==== Available records ====
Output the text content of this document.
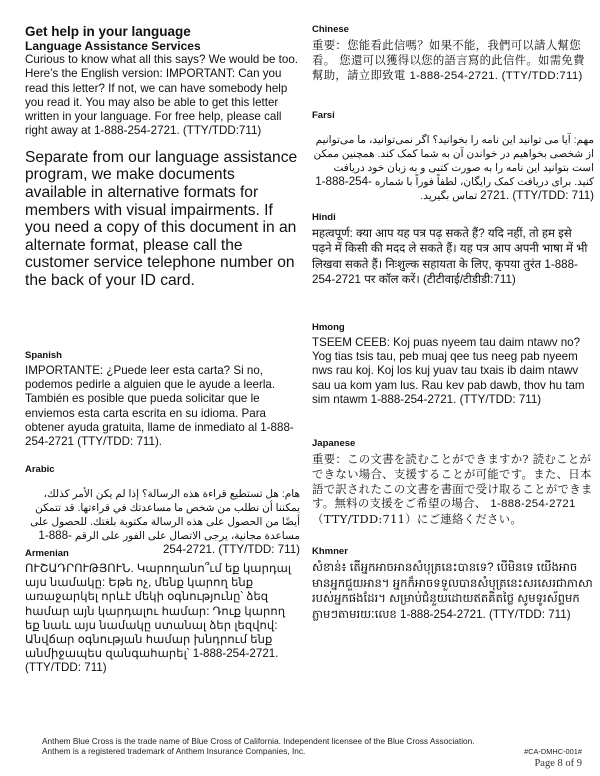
Get help in your language

Language Assistance Services

Curious to know what all this says? We would be too. Here’s the English version: IMPORTANT: Can you read this letter? If not, we can have somebody help you read it. You may also be able to get this letter written in your language. For free help, please call right away at 1-888-254-2721. (TTY/TDD:711)

Separate from our language assistance program, we make documents available in alternative formats for members with visual impairments. If you need a copy of this document in an alternate format, please call the customer service telephone number on the back of your ID card.

Spanish

IMPORTANTE: ¿Puede leer esta carta? Si no, podemos pedirle a alguien que le ayude a leerla. También es posible que pueda solicitar que le enviemos esta carta escrita en su idioma. Para obtener ayuda gratuita, llame de inmediato al 1-888-254-2721 (TTY/TDD: 711).

Arabic

هام: هل تستطيع قراءة هذه الرسالة؟ إذا لم يكن الأمر كذلك، يمكننا أن نطلب من شخص ما مساعدتك في قراءتها. قد تتمكن أيضًا من الحصول على هذه الرسالة مكتوبة بلغتك. للحصول على مساعدة مجانية، يرجى الاتصال على الفور على الرقم 1-888-254-2721. (TTY/TDD: 711)

Armenian

ՈՒՇԱԴՐՈՒԹՅՈՒՆ. Կարողանո՞ւմ եք կարդալ այս նամակը: Եթե ոչ, մենք կարող ենք առաջարկել որևէ մեկի օգնությունը՝ ձեզ համար այն կարդալու համար: Դուք կարող եք նաև այս նամակը ստանալ ձեր լեզվով: Անվճար օգնության համար խնդրում ենք անմիջապես զանգահարել՝ 1-888-254-2721. (TTY/TDD: 711)

Chinese

重要：您能看此信嗎？如果不能，我們可以請人幫您看。 您還可以獲得以您的語言寫的此信件。如需免費幫助，請立即致電 1-888-254-2721. (TTY/TDD:711)

Farsi

مهم: آیا می توانید این نامه را بخوانید؟ اگر نمی‌توانید، ما می‌توانیم از شخصی بخواهیم در خواندن آن به شما کمک کند. همچنین ممکن است بتوانید این نامه را به صورت کتبی و به زبان خود دریافت کنید. برای دریافت کمک رایگان، لطفاً فوراً با شماره 1-888-254-2721. (TTY/TDD: 711) تماس بگیرید.

Hindi

महत्वपूर्ण: क्या आप यह पत्र पढ़ सकते हैं? यदि नहीं, तो हम इसे पढ़ने में किसी की मदद ले सकते हैं। यह पत्र आप अपनी भाषा में भी लिखवा सकते हैं। निःशुल्क सहायता के लिए, कृपया तुरंत 1-888-254-2721 पर कॉल करें। (टीटीवाई/टीडीडी:711)

Hmong

TSEEM CEEB: Koj puas nyeem tau daim ntawv no? Yog tias tsis tau, peb muaj qee tus neeg pab nyeem nws rau koj. Koj los kuj yuav tau txais ib daim ntawv sau ua kom yam lus. Rau kev pab dawb, thov hu tam sim ntawm 1-888-254-2721. (TTY/TDD: 711)

Japanese

重要：この文書を読むことができますか? 読むことができない場合、支援することが可能です。また、日本語で訳されたこの文書を書面で受け取ることができます。無料の支援をご希望の場合、 1-888-254-2721 （TTY/TDD:711）にご連絡ください。

Khmner

សំខាន់៖ តើអ្នកអាចអានសំបុត្រនេះបានទេ? បើមិនទេ យើងអាចមានអ្នកជួយអាន។ អ្នកក៏អាចទទួលបានសំបុត្រនេះសរសេរជាភាសារបស់អ្នកផងដែរ។ សម្រាប់ជំនួយដោយឥតគិតថ្លៃ សូមទូរស័ព្ទមកភ្លាមៗតាមរយៈលេខ 1-888-254-2721. (TTY/TDD: 711)

Anthem Blue Cross is the trade name of Blue Cross of California. Independent licensee of the Blue Cross Association.
Anthem is a registered trademark of Anthem Insurance Companies, Inc.	#CA-DMHC-001#
Page 8 of 9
====
* [Exercise requirements]:
Output all of the entries verbatim, leaving out any images.

* [Written response]:
Output the text content of this document.
Get help in your language

Language Assistance Services

Curious to know what all this says? We would be too. Here’s the English version: IMPORTANT: Can you read this letter? If not, we can have somebody help you read it. You may also be able to get this letter written in your language. For free help, please call right away at 1-888-254-2721. (TTY/TDD:711)

Separate from our language assistance program, we make documents available in alternative formats for members with visual impairments. If you need a copy of this document in an alternate format, please call the customer service telephone number on the back of your ID card.

Spanish

IMPORTANTE: ¿Puede leer esta carta? Si no, podemos pedirle a alguien que le ayude a leerla. También es posible que pueda solicitar que le enviemos esta carta escrita en su idioma. Para obtener ayuda gratuita, llame de inmediato al 1-888-254-2721 (TTY/TDD: 711).

Arabic

هام: هل تستطيع قراءة هذه الرسالة؟ إذا لم يكن الأمر كذلك، يمكننا أن نطلب من شخص ما مساعدتك في قراءتها. قد تتمكن أيضًا من الحصول على هذه الرسالة مكتوبة بلغتك. للحصول على مساعدة مجانية، يرجى الاتصال على الفور على الرقم 1-888-254-2721. (TTY/TDD: 711)

Armenian

ՈՒՇԱԴՐՈՒԹՅՈՒՆ. Կարողանո՞ւմ եք կարդալ այս նամակը: Եթե ոչ, մենք կարող ենք առաջարկել որևէ մեկի օգնությունը՝ ձեզ համար այն կարդալու համար: Դուք կարող եք նաև այս նամակը ստանալ ձեր լեզվով: Անվճար օգնության համար խնդրում ենք անմիջապես զանգահարել՝ 1-888-254-2721. (TTY/TDD: 711)

Chinese

重要：您能看此信嗎？如果不能，我們可以請人幫您看。 您還可以獲得以您的語言寫的此信件。如需免費幫助，請立即致電 1-888-254-2721. (TTY/TDD:711)

Farsi

مهم: آیا می توانید این نامه را بخوانید؟ اگر نمی‌توانید، ما می‌توانیم از شخصی بخواهیم در خواندن آن به شما کمک کند. همچنین ممکن است بتوانید این نامه را به صورت کتبی و به زبان خود دریافت کنید. برای دریافت کمک رایگان، لطفاً فوراً با شماره 1-888-254-2721. (TTY/TDD: 711) تماس بگیرید.

Hindi

महत्वपूर्ण: क्या आप यह पत्र पढ़ सकते हैं? यदि नहीं, तो हम इसे पढ़ने में किसी की मदद ले सकते हैं। यह पत्र आप अपनी भाषा में भी लिखवा सकते हैं। निःशुल्क सहायता के लिए, कृपया तुरंत 1-888-254-2721 पर कॉल करें। (टीटीवाई/टीडीडी:711)

Hmong

TSEEM CEEB: Koj puas nyeem tau daim ntawv no? Yog tias tsis tau, peb muaj qee tus neeg pab nyeem nws rau koj. Koj los kuj yuav tau txais ib daim ntawv sau ua kom yam lus. Rau kev pab dawb, thov hu tam sim ntawm 1-888-254-2721. (TTY/TDD: 711)

Japanese

重要：この文書を読むことができますか? 読むことができない場合、支援することが可能です。また、日本語で訳されたこの文書を書面で受け取ることができます。無料の支援をご希望の場合、 1-888-254-2721 （TTY/TDD:711）にご連絡ください。

Khmner

សំខាន់៖ តើអ្នកអាចអានសំបុត្រនេះបានទេ? បើមិនទេ យើងអាចមានអ្នកជួយអាន។ អ្នកក៏អាចទទួលបានសំបុត្រនេះសរសេរជាភាសារបស់អ្នកផងដែរ។ សម្រាប់ជំនួយដោយឥតគិតថ្លៃ សូមទូរស័ព្ទមកភ្លាមៗតាមរយៈលេខ 1-888-254-2721. (TTY/TDD: 711)

Anthem Blue Cross is the trade name of Blue Cross of California. Independent licensee of the Blue Cross Association.
Anthem is a registered trademark of Anthem Insurance Companies, Inc.	#CA-DMHC-001#
Page 8 of 9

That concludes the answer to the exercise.